Return each line of the listing below, unchanged, and omit the images.

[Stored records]
◇ ◇ ◇

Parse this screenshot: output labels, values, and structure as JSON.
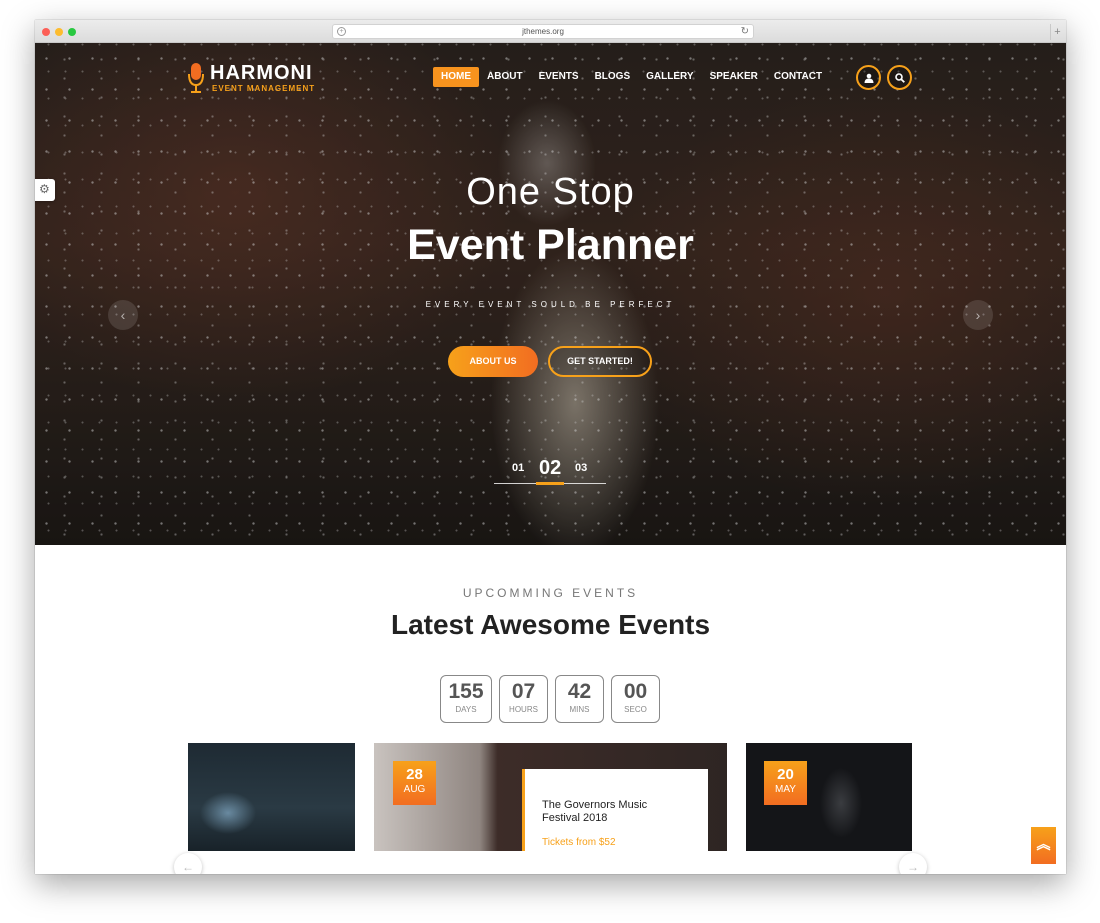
{
  "browser": {
    "url": "jthemes.org"
  },
  "brand": {
    "name": "HARMONI",
    "subtitle": "EVENT MANAGEMENT"
  },
  "nav": {
    "items": [
      {
        "label": "HOME",
        "active": true
      },
      {
        "label": "ABOUT",
        "active": false
      },
      {
        "label": "EVENTS",
        "active": false
      },
      {
        "label": "BLOGS",
        "active": false
      },
      {
        "label": "GALLERY",
        "active": false
      },
      {
        "label": "SPEAKER",
        "active": false
      },
      {
        "label": "CONTACT",
        "active": false
      }
    ]
  },
  "hero": {
    "title_line1": "One Stop",
    "title_line2": "Event Planner",
    "tagline": "EVERY EVENT SOULD BE PERFECT",
    "btn_about": "ABOUT US",
    "btn_start": "GET STARTED!",
    "slides": [
      "01",
      "02",
      "03"
    ],
    "active_slide": "02"
  },
  "events_section": {
    "subtitle": "UPCOMMING EVENTS",
    "title_light": "Latest",
    "title_bold": "Awesome Events"
  },
  "countdown": [
    {
      "value": "155",
      "label": "DAYS"
    },
    {
      "value": "07",
      "label": "HOURS"
    },
    {
      "value": "42",
      "label": "MINS"
    },
    {
      "value": "00",
      "label": "SECO"
    }
  ],
  "cards": [
    {
      "day": "28",
      "month": "AUG",
      "name": "The Governors Music Festival 2018",
      "price": "Tickets from $52"
    },
    {
      "day": "20",
      "month": "MAY"
    }
  ],
  "colors": {
    "accent": "#f7a11a",
    "accent_dark": "#f26d21"
  },
  "icons": {
    "user": "user-icon",
    "search": "search-icon",
    "settings": "gear-icon",
    "scroll_top": "double-chevron-up-icon"
  }
}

◇ ◇ ◇

Output below:
Parse this screenshot: output labels, values, and structure as JSON.
{
  "browser": {
    "url": "jthemes.org"
  },
  "brand": {
    "name": "HARMONI",
    "subtitle": "EVENT MANAGEMENT"
  },
  "nav": {
    "items": [
      {
        "label": "HOME",
        "active": true
      },
      {
        "label": "ABOUT",
        "active": false
      },
      {
        "label": "EVENTS",
        "active": false
      },
      {
        "label": "BLOGS",
        "active": false
      },
      {
        "label": "GALLERY",
        "active": false
      },
      {
        "label": "SPEAKER",
        "active": false
      },
      {
        "label": "CONTACT",
        "active": false
      }
    ]
  },
  "hero": {
    "title_line1": "One Stop",
    "title_line2": "Event Planner",
    "tagline": "EVERY EVENT SOULD BE PERFECT",
    "btn_about": "ABOUT US",
    "btn_start": "GET STARTED!",
    "slides": [
      "01",
      "02",
      "03"
    ],
    "active_slide": "02"
  },
  "events_section": {
    "subtitle": "UPCOMMING EVENTS",
    "title_light": "Latest",
    "title_bold": "Awesome Events"
  },
  "countdown": [
    {
      "value": "155",
      "label": "DAYS"
    },
    {
      "value": "07",
      "label": "HOURS"
    },
    {
      "value": "42",
      "label": "MINS"
    },
    {
      "value": "00",
      "label": "SECO"
    }
  ],
  "cards": [
    {
      "day": "28",
      "month": "AUG",
      "name": "The Governors Music Festival 2018",
      "price": "Tickets from $52"
    },
    {
      "day": "20",
      "month": "MAY"
    }
  ],
  "colors": {
    "accent": "#f7a11a",
    "accent_dark": "#f26d21"
  },
  "icons": {
    "user": "user-icon",
    "search": "search-icon",
    "settings": "gear-icon",
    "scroll_top": "double-chevron-up-icon"
  }
}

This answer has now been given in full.